**The request**
Write out every entry exactly as it appears.

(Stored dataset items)
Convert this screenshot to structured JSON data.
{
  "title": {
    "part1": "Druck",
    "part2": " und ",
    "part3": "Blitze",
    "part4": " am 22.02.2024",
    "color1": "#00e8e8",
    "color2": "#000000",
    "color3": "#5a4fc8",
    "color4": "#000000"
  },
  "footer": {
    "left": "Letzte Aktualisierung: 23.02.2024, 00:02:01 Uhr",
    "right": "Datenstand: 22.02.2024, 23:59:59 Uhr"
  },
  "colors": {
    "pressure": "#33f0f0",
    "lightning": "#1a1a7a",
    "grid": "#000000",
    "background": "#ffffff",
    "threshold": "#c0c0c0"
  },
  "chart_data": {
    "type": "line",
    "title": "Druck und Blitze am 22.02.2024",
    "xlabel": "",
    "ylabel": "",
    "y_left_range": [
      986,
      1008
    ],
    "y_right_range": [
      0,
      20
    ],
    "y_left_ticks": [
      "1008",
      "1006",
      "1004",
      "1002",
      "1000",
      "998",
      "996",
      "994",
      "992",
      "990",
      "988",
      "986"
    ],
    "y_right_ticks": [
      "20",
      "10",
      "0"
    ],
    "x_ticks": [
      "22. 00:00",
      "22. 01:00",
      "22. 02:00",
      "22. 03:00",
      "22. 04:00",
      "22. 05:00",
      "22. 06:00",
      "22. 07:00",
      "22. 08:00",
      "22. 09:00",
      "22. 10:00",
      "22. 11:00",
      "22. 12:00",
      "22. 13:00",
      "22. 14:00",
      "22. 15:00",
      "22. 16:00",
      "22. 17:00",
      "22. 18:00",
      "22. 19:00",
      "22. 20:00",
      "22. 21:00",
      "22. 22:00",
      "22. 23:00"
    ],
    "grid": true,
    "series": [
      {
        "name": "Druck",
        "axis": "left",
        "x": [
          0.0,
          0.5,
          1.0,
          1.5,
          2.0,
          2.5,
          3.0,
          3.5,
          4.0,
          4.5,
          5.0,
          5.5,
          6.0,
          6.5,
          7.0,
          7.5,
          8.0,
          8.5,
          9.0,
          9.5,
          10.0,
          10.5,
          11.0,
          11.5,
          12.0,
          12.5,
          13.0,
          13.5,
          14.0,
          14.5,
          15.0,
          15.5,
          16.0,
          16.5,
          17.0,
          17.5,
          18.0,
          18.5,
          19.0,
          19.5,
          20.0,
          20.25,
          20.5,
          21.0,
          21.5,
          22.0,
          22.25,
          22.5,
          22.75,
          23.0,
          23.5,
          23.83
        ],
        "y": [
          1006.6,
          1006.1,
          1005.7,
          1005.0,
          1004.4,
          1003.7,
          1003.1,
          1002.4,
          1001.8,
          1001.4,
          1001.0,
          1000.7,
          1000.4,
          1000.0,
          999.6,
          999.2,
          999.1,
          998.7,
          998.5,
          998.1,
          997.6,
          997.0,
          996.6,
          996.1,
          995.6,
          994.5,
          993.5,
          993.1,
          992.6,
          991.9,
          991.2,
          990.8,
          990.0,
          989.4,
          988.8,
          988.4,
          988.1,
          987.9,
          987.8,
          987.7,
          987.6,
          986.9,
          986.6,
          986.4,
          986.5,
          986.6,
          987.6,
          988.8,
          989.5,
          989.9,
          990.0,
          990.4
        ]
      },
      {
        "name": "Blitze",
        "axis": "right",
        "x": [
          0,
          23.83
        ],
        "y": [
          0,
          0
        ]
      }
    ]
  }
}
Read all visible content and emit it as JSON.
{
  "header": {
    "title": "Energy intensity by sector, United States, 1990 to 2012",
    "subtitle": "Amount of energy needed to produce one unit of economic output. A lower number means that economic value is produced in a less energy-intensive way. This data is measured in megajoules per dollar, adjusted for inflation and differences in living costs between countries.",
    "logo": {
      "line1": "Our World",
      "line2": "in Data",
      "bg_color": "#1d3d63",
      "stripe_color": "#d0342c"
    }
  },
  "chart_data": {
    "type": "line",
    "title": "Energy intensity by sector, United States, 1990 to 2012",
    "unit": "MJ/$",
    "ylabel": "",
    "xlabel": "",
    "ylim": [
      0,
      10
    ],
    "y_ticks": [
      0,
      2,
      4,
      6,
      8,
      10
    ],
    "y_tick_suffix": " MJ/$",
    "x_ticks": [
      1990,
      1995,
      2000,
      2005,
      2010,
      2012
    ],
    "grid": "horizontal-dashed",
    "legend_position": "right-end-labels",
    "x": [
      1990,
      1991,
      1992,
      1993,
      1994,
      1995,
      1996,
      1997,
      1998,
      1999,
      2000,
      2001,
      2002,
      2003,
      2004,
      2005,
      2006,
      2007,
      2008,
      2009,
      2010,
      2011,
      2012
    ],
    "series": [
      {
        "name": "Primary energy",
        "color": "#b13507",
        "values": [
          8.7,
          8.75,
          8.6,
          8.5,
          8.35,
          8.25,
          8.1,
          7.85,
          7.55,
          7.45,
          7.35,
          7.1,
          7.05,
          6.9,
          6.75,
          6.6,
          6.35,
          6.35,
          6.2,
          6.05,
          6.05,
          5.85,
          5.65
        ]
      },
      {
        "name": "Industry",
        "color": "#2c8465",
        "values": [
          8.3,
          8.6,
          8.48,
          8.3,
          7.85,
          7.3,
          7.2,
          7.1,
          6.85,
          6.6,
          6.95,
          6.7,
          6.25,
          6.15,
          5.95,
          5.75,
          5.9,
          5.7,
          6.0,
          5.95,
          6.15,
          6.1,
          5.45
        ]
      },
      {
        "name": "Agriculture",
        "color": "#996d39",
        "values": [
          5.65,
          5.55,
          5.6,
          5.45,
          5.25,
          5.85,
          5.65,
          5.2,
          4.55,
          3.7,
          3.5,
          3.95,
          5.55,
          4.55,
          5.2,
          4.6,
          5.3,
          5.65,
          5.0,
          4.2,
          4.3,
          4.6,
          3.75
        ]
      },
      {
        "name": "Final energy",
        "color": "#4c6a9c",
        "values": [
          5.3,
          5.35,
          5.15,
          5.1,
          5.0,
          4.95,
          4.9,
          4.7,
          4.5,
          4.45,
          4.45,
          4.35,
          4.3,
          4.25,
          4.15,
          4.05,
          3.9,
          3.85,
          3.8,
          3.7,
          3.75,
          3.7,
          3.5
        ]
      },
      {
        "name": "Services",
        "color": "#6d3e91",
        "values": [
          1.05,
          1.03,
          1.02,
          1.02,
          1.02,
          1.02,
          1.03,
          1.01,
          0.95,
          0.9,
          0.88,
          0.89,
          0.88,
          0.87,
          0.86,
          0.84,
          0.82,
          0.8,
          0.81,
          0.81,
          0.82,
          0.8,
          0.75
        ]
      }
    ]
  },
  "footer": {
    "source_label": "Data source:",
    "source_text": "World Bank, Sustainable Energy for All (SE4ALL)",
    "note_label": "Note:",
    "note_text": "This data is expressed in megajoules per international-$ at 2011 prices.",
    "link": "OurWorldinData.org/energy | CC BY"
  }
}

**The response**
Convert this screenshot to structured JSON data.
{
  "title": {
    "part1": "Druck",
    "part2": " und ",
    "part3": "Blitze",
    "part4": " am 22.02.2024",
    "color1": "#00e8e8",
    "color2": "#000000",
    "color3": "#5a4fc8",
    "color4": "#000000"
  },
  "footer": {
    "left": "Letzte Aktualisierung: 23.02.2024, 00:02:01 Uhr",
    "right": "Datenstand: 22.02.2024, 23:59:59 Uhr"
  },
  "colors": {
    "pressure": "#33f0f0",
    "lightning": "#1a1a7a",
    "grid": "#000000",
    "background": "#ffffff",
    "threshold": "#c0c0c0"
  },
  "chart_data": {
    "type": "line",
    "title": "Druck und Blitze am 22.02.2024",
    "xlabel": "",
    "ylabel": "",
    "y_left_range": [
      986,
      1008
    ],
    "y_right_range": [
      0,
      20
    ],
    "y_left_ticks": [
      "1008",
      "1006",
      "1004",
      "1002",
      "1000",
      "998",
      "996",
      "994",
      "992",
      "990",
      "988",
      "986"
    ],
    "y_right_ticks": [
      "20",
      "10",
      "0"
    ],
    "x_ticks": [
      "22. 00:00",
      "22. 01:00",
      "22. 02:00",
      "22. 03:00",
      "22. 04:00",
      "22. 05:00",
      "22. 06:00",
      "22. 07:00",
      "22. 08:00",
      "22. 09:00",
      "22. 10:00",
      "22. 11:00",
      "22. 12:00",
      "22. 13:00",
      "22. 14:00",
      "22. 15:00",
      "22. 16:00",
      "22. 17:00",
      "22. 18:00",
      "22. 19:00",
      "22. 20:00",
      "22. 21:00",
      "22. 22:00",
      "22. 23:00"
    ],
    "grid": true,
    "series": [
      {
        "name": "Druck",
        "axis": "left",
        "x": [
          0.0,
          0.5,
          1.0,
          1.5,
          2.0,
          2.5,
          3.0,
          3.5,
          4.0,
          4.5,
          5.0,
          5.5,
          6.0,
          6.5,
          7.0,
          7.5,
          8.0,
          8.5,
          9.0,
          9.5,
          10.0,
          10.5,
          11.0,
          11.5,
          12.0,
          12.5,
          13.0,
          13.5,
          14.0,
          14.5,
          15.0,
          15.5,
          16.0,
          16.5,
          17.0,
          17.5,
          18.0,
          18.5,
          19.0,
          19.5,
          20.0,
          20.25,
          20.5,
          21.0,
          21.5,
          22.0,
          22.25,
          22.5,
          22.75,
          23.0,
          23.5,
          23.83
        ],
        "y": [
          1006.6,
          1006.1,
          1005.7,
          1005.0,
          1004.4,
          1003.7,
          1003.1,
          1002.4,
          1001.8,
          1001.4,
          1001.0,
          1000.7,
          1000.4,
          1000.0,
          999.6,
          999.2,
          999.1,
          998.7,
          998.5,
          998.1,
          997.6,
          997.0,
          996.6,
          996.1,
          995.6,
          994.5,
          993.5,
          993.1,
          992.6,
          991.9,
          991.2,
          990.8,
          990.0,
          989.4,
          988.8,
          988.4,
          988.1,
          987.9,
          987.8,
          987.7,
          987.6,
          986.9,
          986.6,
          986.4,
          986.5,
          986.6,
          987.6,
          988.8,
          989.5,
          989.9,
          990.0,
          990.4
        ]
      },
      {
        "name": "Blitze",
        "axis": "right",
        "x": [
          0,
          23.83
        ],
        "y": [
          0,
          0
        ]
      }
    ]
  }
}
Read all visible content and emit it as JSON.
{
  "header": {
    "title": "Energy intensity by sector, United States, 1990 to 2012",
    "subtitle": "Amount of energy needed to produce one unit of economic output. A lower number means that economic value is produced in a less energy-intensive way. This data is measured in megajoules per dollar, adjusted for inflation and differences in living costs between countries.",
    "logo": {
      "line1": "Our World",
      "line2": "in Data",
      "bg_color": "#1d3d63",
      "stripe_color": "#d0342c"
    }
  },
  "chart_data": {
    "type": "line",
    "title": "Energy intensity by sector, United States, 1990 to 2012",
    "unit": "MJ/$",
    "ylabel": "",
    "xlabel": "",
    "ylim": [
      0,
      10
    ],
    "y_ticks": [
      0,
      2,
      4,
      6,
      8,
      10
    ],
    "y_tick_suffix": " MJ/$",
    "x_ticks": [
      1990,
      1995,
      2000,
      2005,
      2010,
      2012
    ],
    "grid": "horizontal-dashed",
    "legend_position": "right-end-labels",
    "x": [
      1990,
      1991,
      1992,
      1993,
      1994,
      1995,
      1996,
      1997,
      1998,
      1999,
      2000,
      2001,
      2002,
      2003,
      2004,
      2005,
      2006,
      2007,
      2008,
      2009,
      2010,
      2011,
      2012
    ],
    "series": [
      {
        "name": "Primary energy",
        "color": "#b13507",
        "values": [
          8.7,
          8.75,
          8.6,
          8.5,
          8.35,
          8.25,
          8.1,
          7.85,
          7.55,
          7.45,
          7.35,
          7.1,
          7.05,
          6.9,
          6.75,
          6.6,
          6.35,
          6.35,
          6.2,
          6.05,
          6.05,
          5.85,
          5.65
        ]
      },
      {
        "name": "Industry",
        "color": "#2c8465",
        "values": [
          8.3,
          8.6,
          8.48,
          8.3,
          7.85,
          7.3,
          7.2,
          7.1,
          6.85,
          6.6,
          6.95,
          6.7,
          6.25,
          6.15,
          5.95,
          5.75,
          5.9,
          5.7,
          6.0,
          5.95,
          6.15,
          6.1,
          5.45
        ]
      },
      {
        "name": "Agriculture",
        "color": "#996d39",
        "values": [
          5.65,
          5.55,
          5.6,
          5.45,
          5.25,
          5.85,
          5.65,
          5.2,
          4.55,
          3.7,
          3.5,
          3.95,
          5.55,
          4.55,
          5.2,
          4.6,
          5.3,
          5.65,
          5.0,
          4.2,
          4.3,
          4.6,
          3.75
        ]
      },
      {
        "name": "Final energy",
        "color": "#4c6a9c",
        "values": [
          5.3,
          5.35,
          5.15,
          5.1,
          5.0,
          4.95,
          4.9,
          4.7,
          4.5,
          4.45,
          4.45,
          4.35,
          4.3,
          4.25,
          4.15,
          4.05,
          3.9,
          3.85,
          3.8,
          3.7,
          3.75,
          3.7,
          3.5
        ]
      },
      {
        "name": "Services",
        "color": "#6d3e91",
        "values": [
          1.05,
          1.03,
          1.02,
          1.02,
          1.02,
          1.02,
          1.03,
          1.01,
          0.95,
          0.9,
          0.88,
          0.89,
          0.88,
          0.87,
          0.86,
          0.84,
          0.82,
          0.8,
          0.81,
          0.81,
          0.82,
          0.8,
          0.75
        ]
      }
    ]
  },
  "footer": {
    "source_label": "Data source:",
    "source_text": "World Bank, Sustainable Energy for All (SE4ALL)",
    "note_label": "Note:",
    "note_text": "This data is expressed in megajoules per international-$ at 2011 prices.",
    "link": "OurWorldinData.org/energy | CC BY"
  }
}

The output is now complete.